PROBLEM DETAILS -
Repeat the listing word for word. No pictures belong in the copy.

DATASET ENTRIES -
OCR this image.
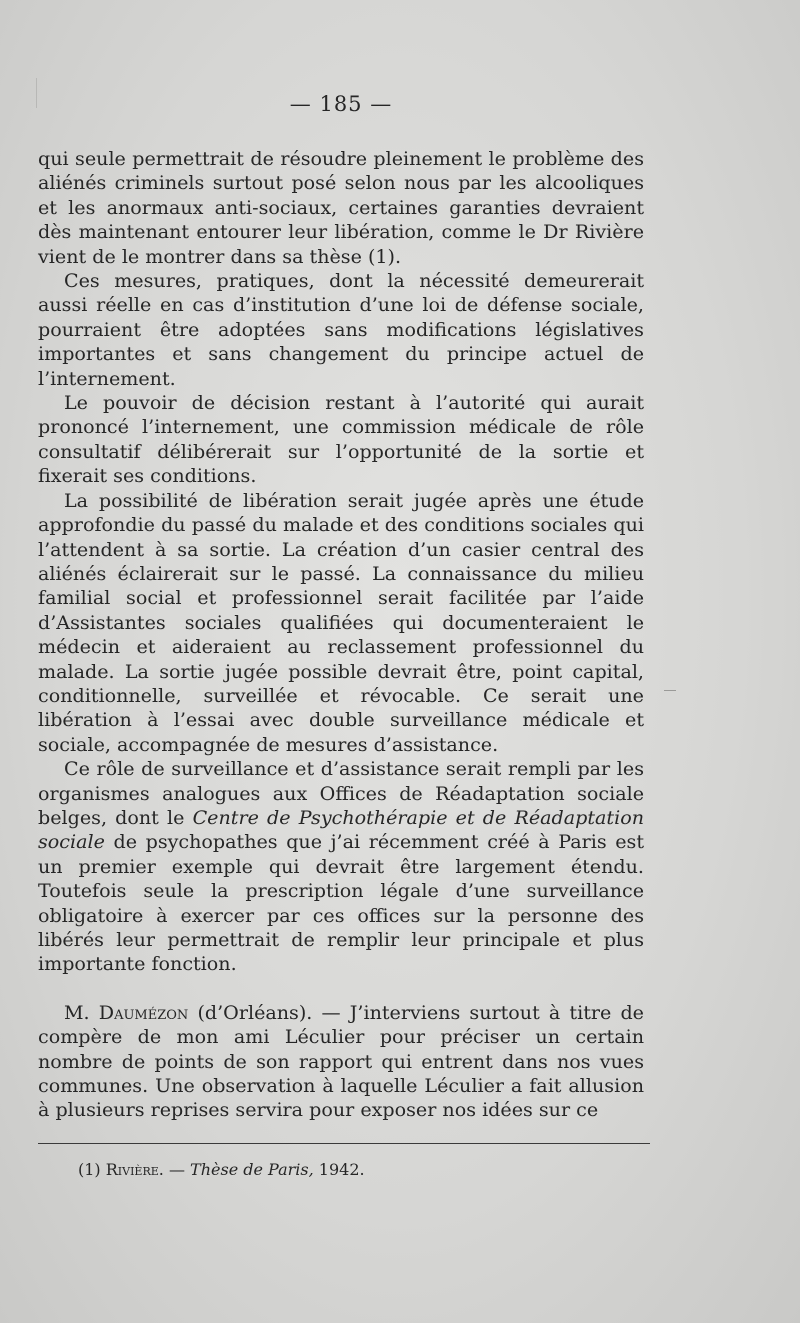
— 185 —

qui seule permettrait de résoudre pleinement le problème des aliénés criminels surtout posé selon nous par les alcooliques et les anormaux anti-sociaux, certaines garanties devraient dès maintenant entourer leur libération, comme le Dr Rivière vient de le montrer dans sa thèse (1).

Ces mesures, pratiques, dont la nécessité demeurerait aussi réelle en cas d’institution d’une loi de défense sociale, pourraient être adoptées sans modifications législatives importantes et sans changement du principe actuel de l’internement.

Le pouvoir de décision restant à l’autorité qui aurait prononcé l’internement, une commission médicale de rôle consultatif délibérerait sur l’opportunité de la sortie et fixerait ses conditions.

La possibilité de libération serait jugée après une étude approfondie du passé du malade et des conditions sociales qui l’attendent à sa sortie. La création d’un casier central des aliénés éclairerait sur le passé. La connaissance du milieu familial social et professionnel serait facilitée par l’aide d’Assistantes sociales qualifiées qui documenteraient le médecin et aideraient au reclassement professionnel du malade. La sortie jugée possible devrait être, point capital, conditionnelle, surveillée et révocable. Ce serait une libération à l’essai avec double surveillance médicale et sociale, accompagnée de mesures d’assistance.

Ce rôle de surveillance et d’assistance serait rempli par les organismes analogues aux Offices de Réadaptation sociale belges, dont le Centre de Psychothérapie et de Réadaptation sociale de psychopathes que j’ai récemment créé à Paris est un premier exemple qui devrait être largement étendu. Toutefois seule la prescription légale d’une surveillance obligatoire à exercer par ces offices sur la personne des libérés leur permettrait de remplir leur principale et plus importante fonction.

M. Daumézon (d’Orléans). — J’interviens surtout à titre de compère de mon ami Léculier pour préciser un certain nombre de points de son rapport qui entrent dans nos vues communes. Une observation à laquelle Léculier a fait allusion à plusieurs reprises servira pour exposer nos idées sur ce

(1) Rivière. — Thèse de Paris, 1942.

EXERCISE OUTPUT -
OCR this image.
— 185 —

qui seule permettrait de résoudre pleinement le problème des aliénés criminels surtout posé selon nous par les alcooliques et les anormaux anti-sociaux, certaines garanties devraient dès maintenant entourer leur libération, comme le Dr Rivière vient de le montrer dans sa thèse (1).

Ces mesures, pratiques, dont la nécessité demeurerait aussi réelle en cas d’institution d’une loi de défense sociale, pourraient être adoptées sans modifications législatives importantes et sans changement du principe actuel de l’internement.

Le pouvoir de décision restant à l’autorité qui aurait prononcé l’internement, une commission médicale de rôle consultatif délibérerait sur l’opportunité de la sortie et fixerait ses conditions.

La possibilité de libération serait jugée après une étude approfondie du passé du malade et des conditions sociales qui l’attendent à sa sortie. La création d’un casier central des aliénés éclairerait sur le passé. La connaissance du milieu familial social et professionnel serait facilitée par l’aide d’Assistantes sociales qualifiées qui documenteraient le médecin et aideraient au reclassement professionnel du malade. La sortie jugée possible devrait être, point capital, conditionnelle, surveillée et révocable. Ce serait une libération à l’essai avec double surveillance médicale et sociale, accompagnée de mesures d’assistance.

Ce rôle de surveillance et d’assistance serait rempli par les organismes analogues aux Offices de Réadaptation sociale belges, dont le Centre de Psychothérapie et de Réadaptation sociale de psychopathes que j’ai récemment créé à Paris est un premier exemple qui devrait être largement étendu. Toutefois seule la prescription légale d’une surveillance obligatoire à exercer par ces offices sur la personne des libérés leur permettrait de remplir leur principale et plus importante fonction.

M. Daumézon (d’Orléans). — J’interviens surtout à titre de compère de mon ami Léculier pour préciser un certain nombre de points de son rapport qui entrent dans nos vues communes. Une observation à laquelle Léculier a fait allusion à plusieurs reprises servira pour exposer nos idées sur ce

(1) Rivière. — Thèse de Paris, 1942.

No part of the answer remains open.